### [Problem to solve]
Every line below that includes "고병원성" counts toward the total. Report that total alone.

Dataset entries
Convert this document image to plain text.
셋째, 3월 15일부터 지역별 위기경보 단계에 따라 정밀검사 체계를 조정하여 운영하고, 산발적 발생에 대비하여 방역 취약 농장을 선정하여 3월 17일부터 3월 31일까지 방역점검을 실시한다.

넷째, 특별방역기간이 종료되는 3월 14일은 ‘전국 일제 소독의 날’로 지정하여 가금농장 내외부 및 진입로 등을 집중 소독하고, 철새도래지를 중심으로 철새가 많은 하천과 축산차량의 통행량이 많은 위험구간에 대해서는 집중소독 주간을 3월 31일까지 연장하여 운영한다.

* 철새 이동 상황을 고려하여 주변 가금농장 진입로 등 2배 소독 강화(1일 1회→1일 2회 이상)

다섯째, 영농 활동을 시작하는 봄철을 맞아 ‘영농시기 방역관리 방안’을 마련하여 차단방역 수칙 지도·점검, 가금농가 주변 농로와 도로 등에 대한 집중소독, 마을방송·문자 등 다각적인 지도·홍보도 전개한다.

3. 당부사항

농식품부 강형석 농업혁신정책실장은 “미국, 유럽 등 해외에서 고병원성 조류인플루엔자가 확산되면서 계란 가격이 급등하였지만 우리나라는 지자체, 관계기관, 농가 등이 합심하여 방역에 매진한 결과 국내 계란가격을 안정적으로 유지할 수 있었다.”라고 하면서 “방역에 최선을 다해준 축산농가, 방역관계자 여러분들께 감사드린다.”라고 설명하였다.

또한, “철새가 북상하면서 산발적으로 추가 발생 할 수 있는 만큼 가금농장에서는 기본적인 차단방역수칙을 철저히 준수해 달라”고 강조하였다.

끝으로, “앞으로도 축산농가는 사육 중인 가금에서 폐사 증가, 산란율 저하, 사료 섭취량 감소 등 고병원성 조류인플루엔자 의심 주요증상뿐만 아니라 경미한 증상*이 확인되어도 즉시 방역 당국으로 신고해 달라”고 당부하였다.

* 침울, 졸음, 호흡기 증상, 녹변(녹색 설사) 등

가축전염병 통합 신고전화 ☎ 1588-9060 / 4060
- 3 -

### [Answer to the exercise]
2